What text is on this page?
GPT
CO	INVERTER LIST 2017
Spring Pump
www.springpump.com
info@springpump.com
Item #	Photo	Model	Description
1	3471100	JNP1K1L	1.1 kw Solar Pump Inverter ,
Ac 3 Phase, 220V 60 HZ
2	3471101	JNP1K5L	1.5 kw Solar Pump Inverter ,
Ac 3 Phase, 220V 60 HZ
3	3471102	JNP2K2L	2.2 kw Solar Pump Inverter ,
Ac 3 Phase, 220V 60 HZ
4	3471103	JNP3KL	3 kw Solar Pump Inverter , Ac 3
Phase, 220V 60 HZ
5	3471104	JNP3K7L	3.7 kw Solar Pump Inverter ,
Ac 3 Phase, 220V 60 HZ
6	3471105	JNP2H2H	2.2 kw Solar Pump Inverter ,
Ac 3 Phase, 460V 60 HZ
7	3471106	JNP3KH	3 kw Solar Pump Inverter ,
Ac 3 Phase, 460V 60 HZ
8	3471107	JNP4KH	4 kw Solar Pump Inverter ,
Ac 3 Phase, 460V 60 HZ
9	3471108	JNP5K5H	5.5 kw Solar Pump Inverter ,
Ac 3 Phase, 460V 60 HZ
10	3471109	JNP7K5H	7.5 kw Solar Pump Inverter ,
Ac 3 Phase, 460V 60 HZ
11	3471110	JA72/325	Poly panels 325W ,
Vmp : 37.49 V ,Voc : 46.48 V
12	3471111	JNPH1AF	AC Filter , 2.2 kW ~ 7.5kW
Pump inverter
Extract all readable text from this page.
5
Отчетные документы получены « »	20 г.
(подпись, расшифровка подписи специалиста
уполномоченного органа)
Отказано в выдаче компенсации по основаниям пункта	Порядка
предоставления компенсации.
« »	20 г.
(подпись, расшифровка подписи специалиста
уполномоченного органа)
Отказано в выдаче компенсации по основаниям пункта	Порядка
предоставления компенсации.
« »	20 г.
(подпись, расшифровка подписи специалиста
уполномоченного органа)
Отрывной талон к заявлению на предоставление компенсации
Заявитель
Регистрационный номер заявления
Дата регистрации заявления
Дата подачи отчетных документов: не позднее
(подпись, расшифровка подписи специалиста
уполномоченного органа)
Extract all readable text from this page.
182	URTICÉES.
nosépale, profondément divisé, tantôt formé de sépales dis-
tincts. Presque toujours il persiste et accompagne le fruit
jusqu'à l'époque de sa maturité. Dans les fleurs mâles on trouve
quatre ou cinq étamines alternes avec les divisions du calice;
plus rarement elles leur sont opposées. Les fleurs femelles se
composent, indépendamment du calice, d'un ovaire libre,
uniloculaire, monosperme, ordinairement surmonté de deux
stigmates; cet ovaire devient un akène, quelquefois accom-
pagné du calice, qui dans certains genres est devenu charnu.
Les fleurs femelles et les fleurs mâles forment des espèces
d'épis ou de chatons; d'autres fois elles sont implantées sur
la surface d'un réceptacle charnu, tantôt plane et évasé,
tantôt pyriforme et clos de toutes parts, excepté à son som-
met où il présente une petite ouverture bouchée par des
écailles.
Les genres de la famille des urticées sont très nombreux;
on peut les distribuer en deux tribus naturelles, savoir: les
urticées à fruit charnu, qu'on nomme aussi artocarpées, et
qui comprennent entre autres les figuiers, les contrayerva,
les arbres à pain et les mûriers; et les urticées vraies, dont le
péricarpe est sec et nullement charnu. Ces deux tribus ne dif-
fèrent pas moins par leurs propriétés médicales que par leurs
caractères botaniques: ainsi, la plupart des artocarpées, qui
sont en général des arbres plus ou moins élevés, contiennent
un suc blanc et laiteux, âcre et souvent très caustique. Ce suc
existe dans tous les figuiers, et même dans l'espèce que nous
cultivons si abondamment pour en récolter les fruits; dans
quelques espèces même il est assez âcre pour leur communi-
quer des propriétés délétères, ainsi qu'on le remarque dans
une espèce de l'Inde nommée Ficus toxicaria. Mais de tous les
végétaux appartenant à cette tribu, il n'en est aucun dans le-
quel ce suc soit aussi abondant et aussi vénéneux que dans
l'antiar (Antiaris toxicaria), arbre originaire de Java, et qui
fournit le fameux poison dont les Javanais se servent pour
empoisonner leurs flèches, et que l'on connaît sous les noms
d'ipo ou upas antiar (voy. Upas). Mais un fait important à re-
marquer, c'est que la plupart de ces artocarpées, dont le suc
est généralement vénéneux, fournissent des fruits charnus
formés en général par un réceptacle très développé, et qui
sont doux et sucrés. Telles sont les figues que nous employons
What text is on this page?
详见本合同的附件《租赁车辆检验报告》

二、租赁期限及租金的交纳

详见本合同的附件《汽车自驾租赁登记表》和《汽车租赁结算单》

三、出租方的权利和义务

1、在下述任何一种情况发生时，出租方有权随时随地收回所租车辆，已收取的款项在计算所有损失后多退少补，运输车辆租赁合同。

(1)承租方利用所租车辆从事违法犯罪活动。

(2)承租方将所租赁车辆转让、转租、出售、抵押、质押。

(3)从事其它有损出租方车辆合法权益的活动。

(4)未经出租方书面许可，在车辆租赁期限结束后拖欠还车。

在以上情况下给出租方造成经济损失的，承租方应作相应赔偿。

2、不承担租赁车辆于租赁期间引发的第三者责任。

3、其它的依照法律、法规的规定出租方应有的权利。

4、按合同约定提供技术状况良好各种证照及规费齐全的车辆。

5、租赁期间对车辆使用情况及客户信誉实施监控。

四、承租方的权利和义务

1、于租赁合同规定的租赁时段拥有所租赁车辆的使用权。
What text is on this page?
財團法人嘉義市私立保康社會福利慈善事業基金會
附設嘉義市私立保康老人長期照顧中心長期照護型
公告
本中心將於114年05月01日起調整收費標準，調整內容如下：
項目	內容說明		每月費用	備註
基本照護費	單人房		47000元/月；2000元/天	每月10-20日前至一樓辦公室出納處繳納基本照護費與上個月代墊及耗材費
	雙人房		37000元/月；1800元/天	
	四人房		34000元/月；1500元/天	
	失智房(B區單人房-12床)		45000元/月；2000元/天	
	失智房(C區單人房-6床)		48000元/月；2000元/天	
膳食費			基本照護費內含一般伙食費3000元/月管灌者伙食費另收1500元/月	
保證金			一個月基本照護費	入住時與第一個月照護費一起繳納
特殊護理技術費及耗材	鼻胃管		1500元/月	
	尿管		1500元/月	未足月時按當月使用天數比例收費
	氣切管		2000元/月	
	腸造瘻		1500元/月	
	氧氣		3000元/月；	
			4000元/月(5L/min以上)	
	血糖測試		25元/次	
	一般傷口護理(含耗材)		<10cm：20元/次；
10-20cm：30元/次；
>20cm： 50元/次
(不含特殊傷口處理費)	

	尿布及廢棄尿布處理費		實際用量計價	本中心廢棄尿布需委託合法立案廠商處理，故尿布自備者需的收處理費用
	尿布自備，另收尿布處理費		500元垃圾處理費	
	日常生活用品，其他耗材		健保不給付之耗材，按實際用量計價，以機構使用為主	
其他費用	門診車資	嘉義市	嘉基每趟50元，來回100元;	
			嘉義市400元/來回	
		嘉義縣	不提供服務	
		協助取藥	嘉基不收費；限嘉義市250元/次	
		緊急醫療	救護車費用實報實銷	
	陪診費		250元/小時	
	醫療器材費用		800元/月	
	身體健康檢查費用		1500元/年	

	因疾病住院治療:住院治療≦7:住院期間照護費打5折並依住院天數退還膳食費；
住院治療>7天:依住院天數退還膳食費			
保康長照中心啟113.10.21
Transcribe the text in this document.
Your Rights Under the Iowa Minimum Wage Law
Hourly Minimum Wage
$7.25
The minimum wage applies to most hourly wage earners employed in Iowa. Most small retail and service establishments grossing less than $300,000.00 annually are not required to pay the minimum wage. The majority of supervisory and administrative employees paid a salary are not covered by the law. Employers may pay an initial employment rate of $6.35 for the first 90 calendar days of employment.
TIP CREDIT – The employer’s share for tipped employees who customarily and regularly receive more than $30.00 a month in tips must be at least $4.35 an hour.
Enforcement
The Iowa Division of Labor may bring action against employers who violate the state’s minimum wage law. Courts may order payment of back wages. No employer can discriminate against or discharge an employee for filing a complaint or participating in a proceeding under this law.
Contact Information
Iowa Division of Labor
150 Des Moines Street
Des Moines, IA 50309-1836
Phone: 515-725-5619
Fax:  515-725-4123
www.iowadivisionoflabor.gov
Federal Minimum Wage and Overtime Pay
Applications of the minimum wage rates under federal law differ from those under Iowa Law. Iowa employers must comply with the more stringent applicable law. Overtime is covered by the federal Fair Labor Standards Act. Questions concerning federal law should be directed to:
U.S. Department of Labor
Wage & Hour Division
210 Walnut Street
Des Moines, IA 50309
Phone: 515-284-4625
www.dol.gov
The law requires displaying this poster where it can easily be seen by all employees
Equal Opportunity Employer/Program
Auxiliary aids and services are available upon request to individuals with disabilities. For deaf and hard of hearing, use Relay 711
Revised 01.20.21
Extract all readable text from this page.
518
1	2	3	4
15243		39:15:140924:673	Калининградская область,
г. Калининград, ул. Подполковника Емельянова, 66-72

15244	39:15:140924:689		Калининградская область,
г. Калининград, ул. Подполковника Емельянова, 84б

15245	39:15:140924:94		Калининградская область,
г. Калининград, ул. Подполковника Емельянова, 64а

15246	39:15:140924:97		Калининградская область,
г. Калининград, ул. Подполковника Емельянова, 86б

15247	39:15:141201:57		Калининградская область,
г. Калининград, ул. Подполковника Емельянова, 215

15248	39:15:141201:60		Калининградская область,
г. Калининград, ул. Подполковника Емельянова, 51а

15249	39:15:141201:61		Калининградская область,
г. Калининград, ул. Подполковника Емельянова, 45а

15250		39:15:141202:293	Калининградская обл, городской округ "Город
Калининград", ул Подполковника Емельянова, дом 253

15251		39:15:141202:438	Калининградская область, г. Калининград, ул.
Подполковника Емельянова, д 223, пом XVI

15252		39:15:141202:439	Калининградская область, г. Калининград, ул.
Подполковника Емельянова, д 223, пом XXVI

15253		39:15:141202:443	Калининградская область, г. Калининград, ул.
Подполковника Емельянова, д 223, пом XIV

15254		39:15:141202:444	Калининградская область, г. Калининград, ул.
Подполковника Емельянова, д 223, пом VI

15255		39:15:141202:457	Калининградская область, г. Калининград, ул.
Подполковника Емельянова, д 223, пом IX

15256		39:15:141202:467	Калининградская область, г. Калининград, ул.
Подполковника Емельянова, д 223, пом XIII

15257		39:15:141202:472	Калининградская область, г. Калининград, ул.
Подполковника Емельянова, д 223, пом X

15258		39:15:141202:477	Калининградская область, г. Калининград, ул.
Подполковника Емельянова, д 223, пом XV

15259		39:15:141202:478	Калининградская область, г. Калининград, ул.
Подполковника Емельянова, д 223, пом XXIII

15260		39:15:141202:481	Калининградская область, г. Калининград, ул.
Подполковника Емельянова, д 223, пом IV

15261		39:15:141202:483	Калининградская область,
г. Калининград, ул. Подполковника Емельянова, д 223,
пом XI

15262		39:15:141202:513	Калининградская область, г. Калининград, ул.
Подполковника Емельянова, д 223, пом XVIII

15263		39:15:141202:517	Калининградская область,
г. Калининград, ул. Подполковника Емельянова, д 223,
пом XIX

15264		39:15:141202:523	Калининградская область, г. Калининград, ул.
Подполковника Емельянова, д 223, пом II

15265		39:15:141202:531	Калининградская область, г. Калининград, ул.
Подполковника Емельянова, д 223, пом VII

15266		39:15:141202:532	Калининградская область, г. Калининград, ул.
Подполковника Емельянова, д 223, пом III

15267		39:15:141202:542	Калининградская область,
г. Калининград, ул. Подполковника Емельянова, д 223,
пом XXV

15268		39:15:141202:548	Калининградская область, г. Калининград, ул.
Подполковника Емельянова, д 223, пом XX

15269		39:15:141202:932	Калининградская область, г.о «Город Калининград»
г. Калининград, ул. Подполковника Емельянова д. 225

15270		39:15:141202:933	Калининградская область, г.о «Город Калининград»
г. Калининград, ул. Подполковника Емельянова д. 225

┄┄┄┄┄┄

Check each line of the entries above, and show every one holding the word "vénéneux".

### SOLUTION
quel ce suc soit aussi abondant et aussi vénéneux que dans
est généralement vénéneux, fournissent des fruits charnus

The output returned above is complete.